* Written task *
Identify the line with "OCR this image."; copy word for word that line and every one after it, to the end of the listing. Exclude pictures.

* Available data *
........

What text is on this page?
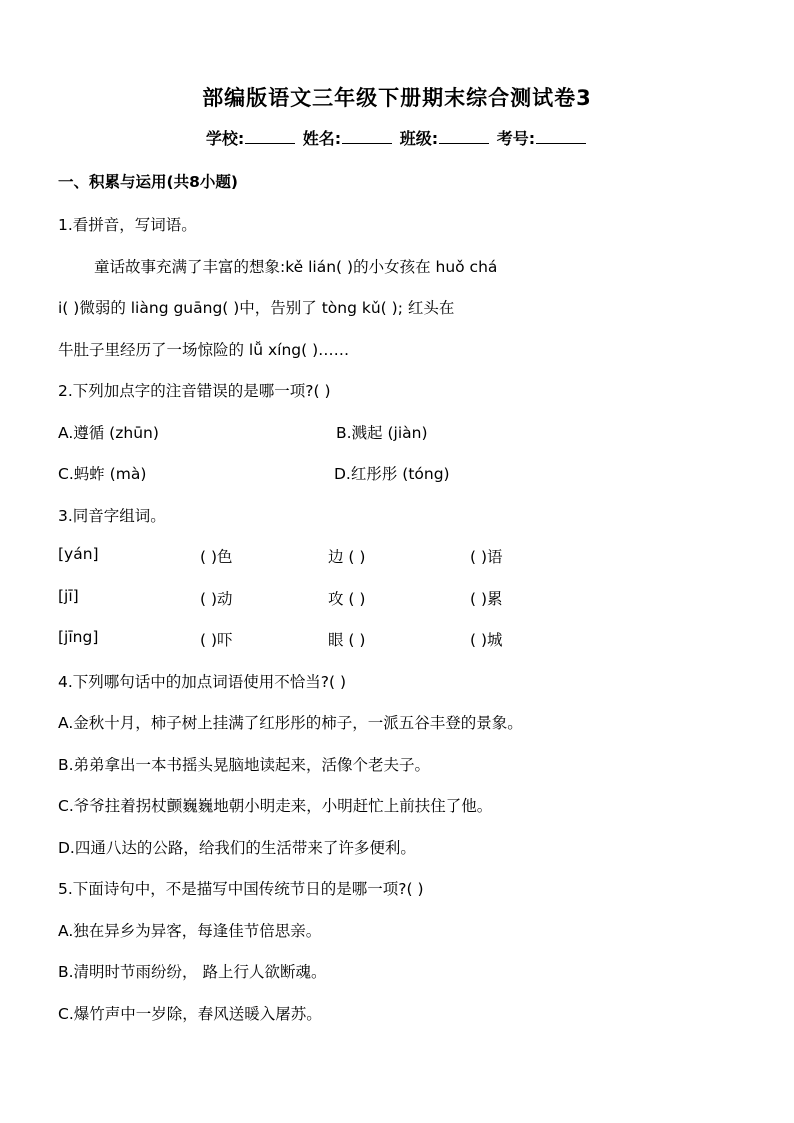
部编版语文三年级下册期末综合测试卷3
学校:	姓名:	班级:	考号:
一、积累与运用(共8小题)
1.看拼音，写词语。
童话故事充满了丰富的想象:kě lián( )的小女孩在 huǒ chá
i( )微弱的 liàng guāng( )中，告别了 tòng kǔ( ); 红头在
牛肚子里经历了一场惊险的 lǚ xíng( )……
2.下列加点字的注音错误的是哪一项?( )
A.遵循 (zhūn)	B.溅起 (jiàn)
C.蚂蚱 (mà)	D.红彤彤 (tóng)
3.同音字组词。
[yán]	( )色	边 ( )	( )语
[jī]	( )动	攻 ( )	( )累
[jīng]	( )吓	眼 ( )	( )城
4.下列哪句话中的加点词语使用不恰当?( )
A.金秋十月，柿子树上挂满了红彤彤的柿子，一派五谷丰登的景象。
B.弟弟拿出一本书摇头晃脑地读起来，活像个老夫子。
C.爷爷拄着拐杖颤巍巍地朝小明走来，小明赶忙上前扶住了他。
D.四通八达的公路，给我们的生活带来了许多便利。
5.下面诗句中，不是描写中国传统节日的是哪一项?( )
A.独在异乡为异客，每逢佳节倍思亲。
B.清明时节雨纷纷， 路上行人欲断魂。
C.爆竹声中一岁除，春风送暖入屠苏。
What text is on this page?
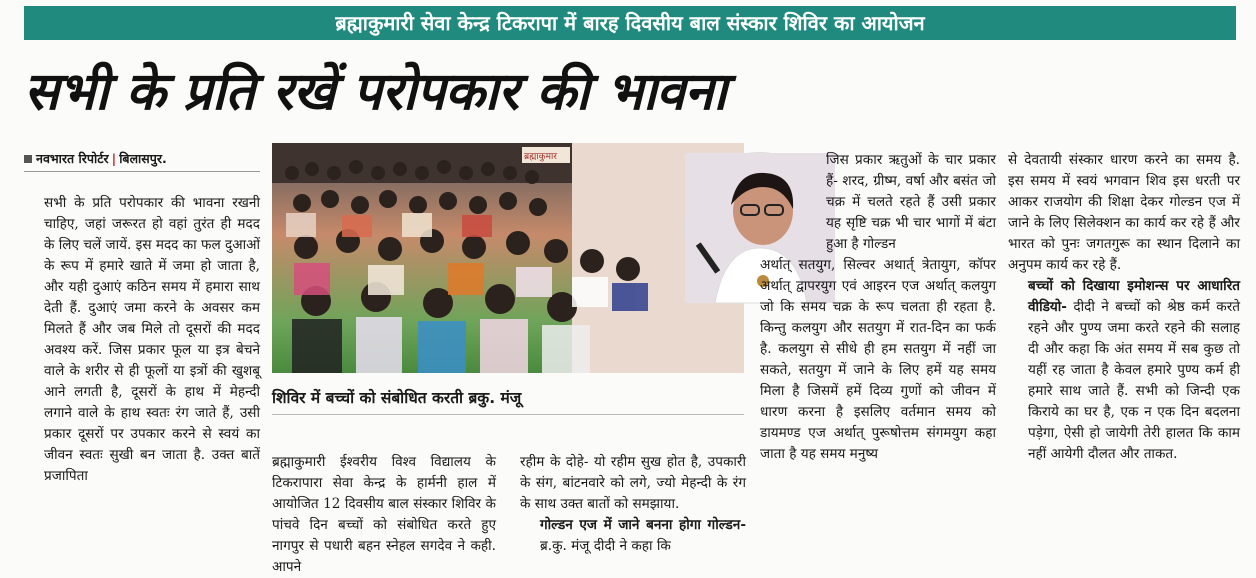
ब्रह्माकुमारी सेवा केन्द्र टिकरापा में बारह दिवसीय बाल संस्कार शिविर का आयोजन
सभी के प्रति रखें परोपकार की भावना
नवभारत रिपोर्टर | बिलासपुर.

सभी के प्रति परोपकार की भावना रखनी चाहिए, जहां जरूरत हो वहां तुरंत ही मदद के लिए चलें जायें. इस मदद का फल दुआओं के रूप में हमारे खाते में जमा हो जाता है, और यही दुआएं कठिन समय में हमारा साथ देती हैं. दुआएं जमा करने के अवसर कम मिलते हैं और जब मिले तो दूसरों की मदद अवश्य करें. जिस प्रकार फूल या इत्र बेचने वाले के शरीर से ही फूलों या इत्रों की खुशबू आने लगती है, दूसरों के हाथ में मेहन्दी लगाने वाले के हाथ स्वतः रंग जाते हैं, उसी प्रकार दूसरों पर उपकार करने से स्वयं का जीवन स्वतः सुखी बन जाता है. उक्त बातें प्रजापिता

ब्रह्माकुमार
शिविर में बच्चों को संबोधित करती ब्रकु. मंजू

ब्रह्माकुमारी ईश्वरीय विश्व विद्यालय के टिकरापारा सेवा केन्द्र के हार्मनी हाल में आयोजित 12 दिवसीय बाल संस्कार शिविर के पांचवे दिन बच्चों को संबोधित करते हुए नागपुर से पधारी बहन स्नेहल सगदेव ने कही. आपने

रहीम के दोहे- यो रहीम सुख होत है, उपकारी के संग, बांटनवारे को लगे, ज्यो मेहन्दी के रंग के साथ उक्त बातों को समझाया.

गोल्डन एज में जाने बनना होगा गोल्डन- ब्र.कु. मंजू दीदी ने कहा कि

जिस प्रकार ऋतुओं के चार प्रकार हैं- शरद, ग्रीष्म, वर्षा और बसंत जो चक्र में चलते रहते हैं उसी प्रकार यह सृष्टि चक्र भी चार भागों में बंटा हुआ है गोल्डन

अर्थात् सतयुग, सिल्वर अथार्त् त्रेतायुग, कॉपर अर्थात् द्वापरयुग एवं आइरन एज अर्थात् कलयुग जो कि समय चक्र के रूप चलता ही रहता है. किन्तु कलयुग और सतयुग में रात-दिन का फर्क है. कलयुग से सीधे ही हम सतयुग में नहीं जा सकते, सतयुग में जाने के लिए हमें यह समय मिला है जिसमें हमें दिव्य गुणों को जीवन में धारण करना है इसलिए वर्तमान समय को डायमण्ड एज अर्थात् पुरूषोत्तम संगमयुग कहा जाता है यह समय मनुष्य

से देवतायी संस्कार धारण करने का समय है. इस समय में स्वयं भगवान शिव इस धरती पर आकर राजयोग की शिक्षा देकर गोल्डन एज में जाने के लिए सिलेक्शन का कार्य कर रहे हैं और भारत को पुनः जगतगुरू का स्थान दिलाने का अनुपम कार्य कर रहे हैं.

बच्चों को दिखाया इमोशन्स पर आधारित वीडियो- दीदी ने बच्चों को श्रेष्ठ कर्म करते रहने और पुण्य जमा करते रहने की सलाह दी और कहा कि अंत समय में सब कुछ तो यहीं रह जाता है केवल हमारे पुण्य कर्म ही हमारे साथ जाते हैं. सभी को जिन्दी एक किराये का घर है, एक न एक दिन बदलना पड़ेगा, ऐसी हो जायेगी तेरी हालत कि काम नहीं आयेगी दौलत और ताकत.
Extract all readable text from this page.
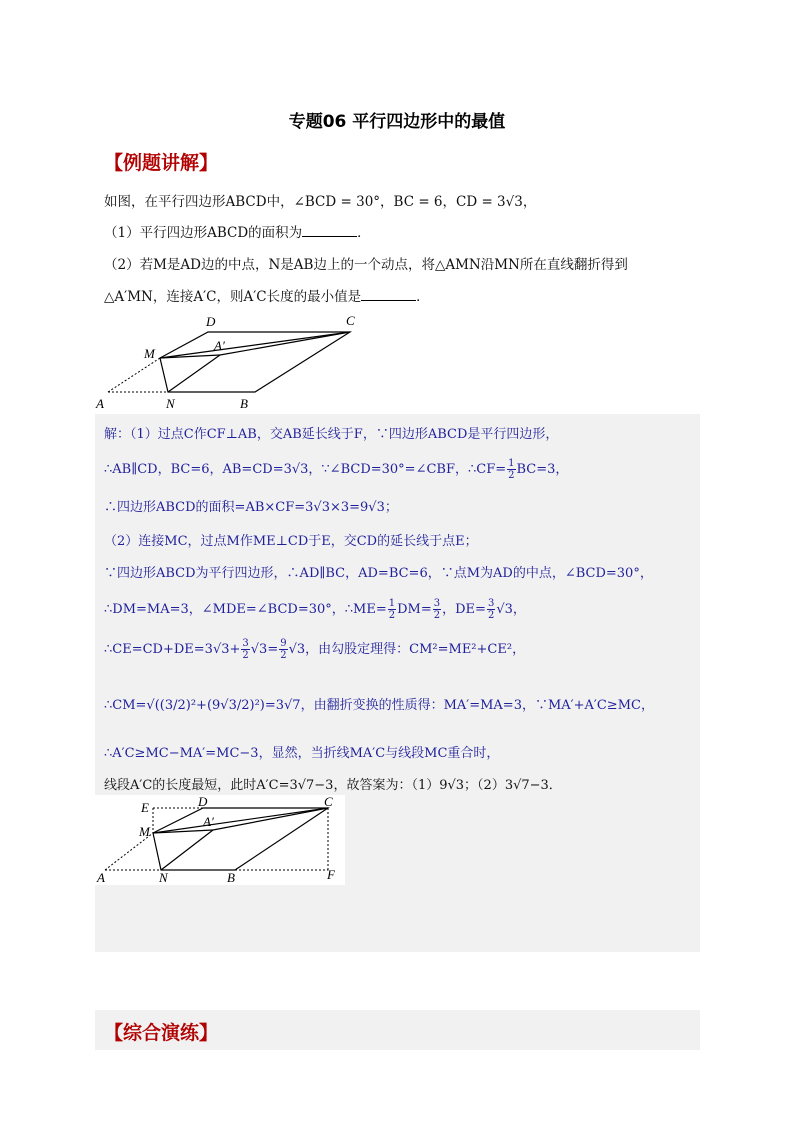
专题06 平行四边形中的最值
【例题讲解】
如图，在平行四边形ABCD中，∠BCD = 30°，BC = 6，CD = 3√3，
（1）平行四边形ABCD的面积为	．
（2）若M是AD边的中点，N是AB边上的一个动点，将△AMN沿MN所在直线翻折得到
△A′MN，连接A′C，则A′C长度的最小值是	．
A	N	B
C
D
M
A′
解：（1）过点C作CF⊥AB，交AB延长线于F，∵四边形ABCD是平行四边形，
∴AB∥CD，BC=6，AB=CD=3√3，∵∠BCD=30°=∠CBF，∴CF= $\frac{1}{2} BC=3$，
∴四边形ABCD的面积=AB×CF=3√3×3=9√3；
（2）连接MC，过点M作ME⊥CD于E，交CD的延长线于点E；
∵四边形ABCD为平行四边形，∴AD∥BC，AD=BC=6，∵点M为AD的中点，∠BCD=30°，
∴DM=MA=3，∠MDE=∠BCD=30°，∴ME= $\frac{1}{2} DM= \frac{3}{2}$ ，$DE= \frac{3}{2} √3$，
∴CE=CD+DE=3√3+ $\frac{3}{2} √3= \frac{9}{2} √3$，由勾股定理得：CM²=ME²+CE²，
∴CM=√((3/2)²+(9√3/2)²)=3√7，由翻折变换的性质得：MA′=MA=3，∵MA′+A′C≥MC，
∴A′C≥MC−MA′=MC−3，显然，当折线MA′C与线段MC重合时，
线段A′C的长度最短，此时A′C=3√7−3，故答案为：（1）9√3；（2）3√7−3．
A	N	B	F
C
D
E
M
A′
【综合演练】
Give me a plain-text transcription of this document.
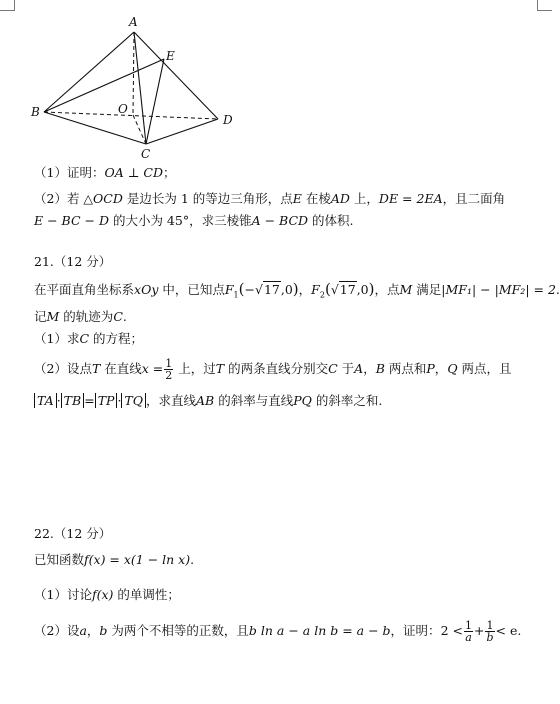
A
E
O
B
D
C
（1）证明：OA ⊥ CD；
（2）若 △OCD 是边长为 1 的等边三角形，点E 在棱AD 上，DE = 2EA，且二面角
E − BC − D 的大小为 45°，求三棱锥A − BCD 的体积.
21.（12 分）
在平面直角坐标系xOy 中，已知点$F_1(-√17,0)$，$F_2(√17,0)$，点M 满足|MF₁| − |MF₂| = 2.
记M 的轨迹为C.
（1）求C 的方程；
（2）设点T 在直线$x = \frac{1}{2}$ 上，过T 的两条直线分别交C 于A，B 两点和P，Q 两点，且
TA · TB = TP · TQ ，求直线AB 的斜率与直线PQ 的斜率之和.
22.（12 分）
已知函数f(x) = x(1 − ln x).
（1）讨论f(x) 的单调性；
（2）设a，b 为两个不相等的正数，且b ln a − a ln b = a − b，证明：$2 < \frac{1}{a} + \frac{1}{b} < e$.
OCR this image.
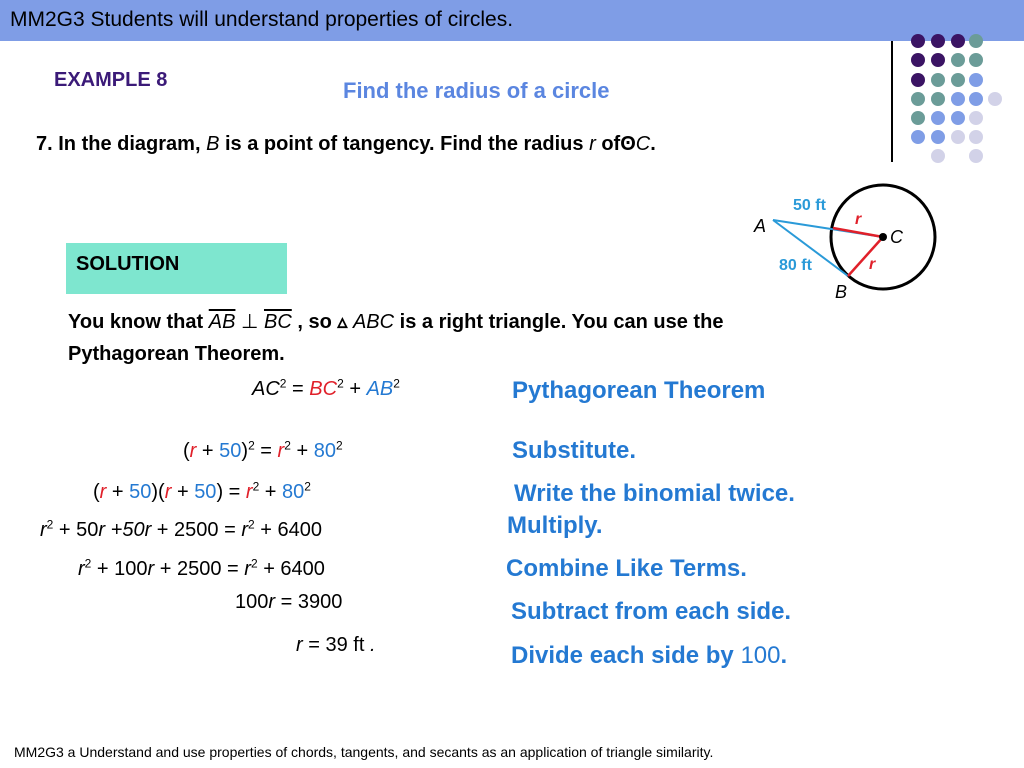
MM2G3 Students will understand properties of circles.
EXAMPLE 8	Find the radius of a circle
7. In the diagram, B is a point of tangency. Find the radius r ofʘC.
A
B
C
50 ft
80 ft
r
r
SOLUTION
You know that $\overline{AB}$ ⊥ $\overline{BC}$ , so ▵ ABC is a right triangle. You can use the
Pythagorean Theorem.
$AC^2 = BC^2 + AB^2$
$(r + 50)^2 = r^2 + 80^2$
$(r + 50)(r + 50) = r^2 + 80^2$
$r^2 + 50r +50r + 2500 = r^2 + 6400$
$r^2 + 100r + 2500 = r^2 + 6400$
100r = 3900
r = 39 ft .
Pythagorean Theorem
Substitute.
Write the binomial twice.
Multiply.
Combine Like Terms.
Subtract from each side.
Divide each side by 100.
MM2G3 a Understand and use properties of chords, tangents, and secants as an application of triangle similarity.
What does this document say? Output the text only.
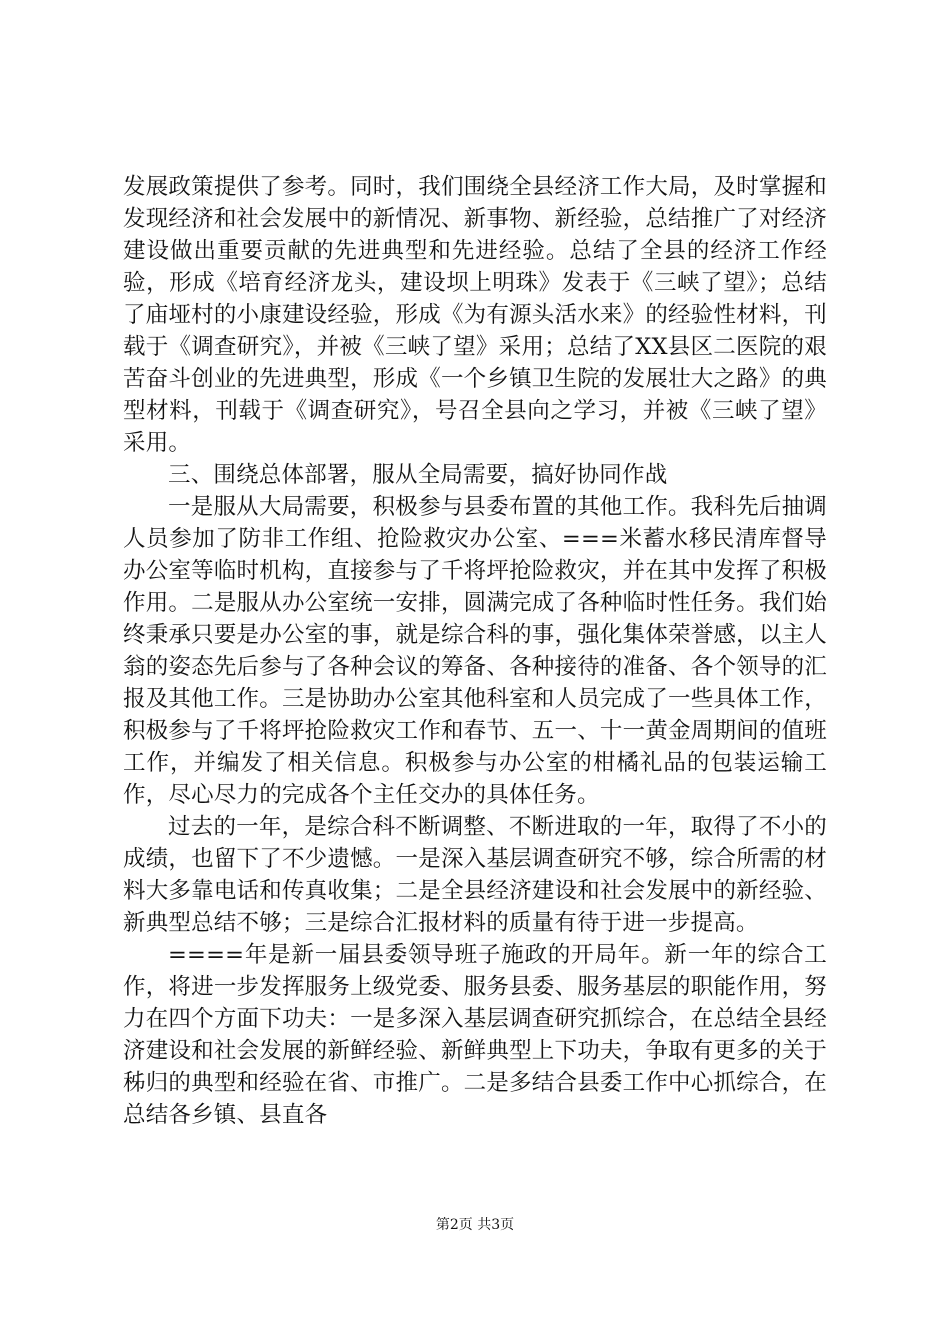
发展政策提供了参考。同时，我们围绕全县经济工作大局，及时掌握和发现经济和社会发展中的新情况、新事物、新经验，总结推广了对经济建设做出重要贡献的先进典型和先进经验。总结了全县的经济工作经验，形成《培育经济龙头，建设坝上明珠》发表于《三峡了望》；总结了庙垭村的小康建设经验，形成《为有源头活水来》的经验性材料，刊载于《调查研究》，并被《三峡了望》采用；总结了XX县区二医院的艰苦奋斗创业的先进典型，形成《一个乡镇卫生院的发展壮大之路》的典型材料，刊载于《调查研究》，号召全县向之学习，并被《三峡了望》采用。

三、围绕总体部署，服从全局需要，搞好协同作战

一是服从大局需要，积极参与县委布置的其他工作。我科先后抽调人员参加了防非工作组、抢险救灾办公室、===米蓄水移民清库督导办公室等临时机构，直接参与了千将坪抢险救灾，并在其中发挥了积极作用。二是服从办公室统一安排，圆满完成了各种临时性任务。我们始终秉承只要是办公室的事，就是综合科的事，强化集体荣誉感，以主人翁的姿态先后参与了各种会议的筹备、各种接待的准备、各个领导的汇报及其他工作。三是协助办公室其他科室和人员完成了一些具体工作，积极参与了千将坪抢险救灾工作和春节、五一、十一黄金周期间的值班工作，并编发了相关信息。积极参与办公室的柑橘礼品的包装运输工作，尽心尽力的完成各个主任交办的具体任务。

过去的一年，是综合科不断调整、不断进取的一年，取得了不小的成绩，也留下了不少遗憾。一是深入基层调查研究不够，综合所需的材料大多靠电话和传真收集；二是全县经济建设和社会发展中的新经验、新典型总结不够；三是综合汇报材料的质量有待于进一步提高。

====年是新一届县委领导班子施政的开局年。新一年的综合工作，将进一步发挥服务上级党委、服务县委、服务基层的职能作用，努力在四个方面下功夫：一是多深入基层调查研究抓综合，在总结全县经济建设和社会发展的新鲜经验、新鲜典型上下功夫，争取有更多的关于秭归的典型和经验在省、市推广。二是多结合县委工作中心抓综合，在总结各乡镇、县直各

第2页 共3页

........

* Worked answer *
OCR this image.
MM2G3 Students will understand properties of circles.
EXAMPLE 8	Find the radius of a circle
7. In the diagram, B is a point of tangency. Find the radius r ofʘC.
A
B
C
50 ft
80 ft
r
r
SOLUTION
You know that $\overline{AB}$ ⊥ $\overline{BC}$ , so ▵ ABC is a right triangle. You can use the
Pythagorean Theorem.
$AC^2 = BC^2 + AB^2$
$(r + 50)^2 = r^2 + 80^2$
$(r + 50)(r + 50) = r^2 + 80^2$
$r^2 + 50r +50r + 2500 = r^2 + 6400$
$r^2 + 100r + 2500 = r^2 + 6400$
100r = 3900
r = 39 ft .
Pythagorean Theorem
Substitute.
Write the binomial twice.
Multiply.
Combine Like Terms.
Subtract from each side.
Divide each side by 100.
MM2G3 a Understand and use properties of chords, tangents, and secants as an application of triangle similarity.
What does this document say? Output the text only.
发展政策提供了参考。同时，我们围绕全县经济工作大局，及时掌握和发现经济和社会发展中的新情况、新事物、新经验，总结推广了对经济建设做出重要贡献的先进典型和先进经验。总结了全县的经济工作经验，形成《培育经济龙头，建设坝上明珠》发表于《三峡了望》；总结了庙垭村的小康建设经验，形成《为有源头活水来》的经验性材料，刊载于《调查研究》，并被《三峡了望》采用；总结了XX县区二医院的艰苦奋斗创业的先进典型，形成《一个乡镇卫生院的发展壮大之路》的典型材料，刊载于《调查研究》，号召全县向之学习，并被《三峡了望》采用。

三、围绕总体部署，服从全局需要，搞好协同作战

一是服从大局需要，积极参与县委布置的其他工作。我科先后抽调人员参加了防非工作组、抢险救灾办公室、===米蓄水移民清库督导办公室等临时机构，直接参与了千将坪抢险救灾，并在其中发挥了积极作用。二是服从办公室统一安排，圆满完成了各种临时性任务。我们始终秉承只要是办公室的事，就是综合科的事，强化集体荣誉感，以主人翁的姿态先后参与了各种会议的筹备、各种接待的准备、各个领导的汇报及其他工作。三是协助办公室其他科室和人员完成了一些具体工作，积极参与了千将坪抢险救灾工作和春节、五一、十一黄金周期间的值班工作，并编发了相关信息。积极参与办公室的柑橘礼品的包装运输工作，尽心尽力的完成各个主任交办的具体任务。

过去的一年，是综合科不断调整、不断进取的一年，取得了不小的成绩，也留下了不少遗憾。一是深入基层调查研究不够，综合所需的材料大多靠电话和传真收集；二是全县经济建设和社会发展中的新经验、新典型总结不够；三是综合汇报材料的质量有待于进一步提高。

====年是新一届县委领导班子施政的开局年。新一年的综合工作，将进一步发挥服务上级党委、服务县委、服务基层的职能作用，努力在四个方面下功夫：一是多深入基层调查研究抓综合，在总结全县经济建设和社会发展的新鲜经验、新鲜典型上下功夫，争取有更多的关于秭归的典型和经验在省、市推广。二是多结合县委工作中心抓综合，在总结各乡镇、县直各

第2页 共3页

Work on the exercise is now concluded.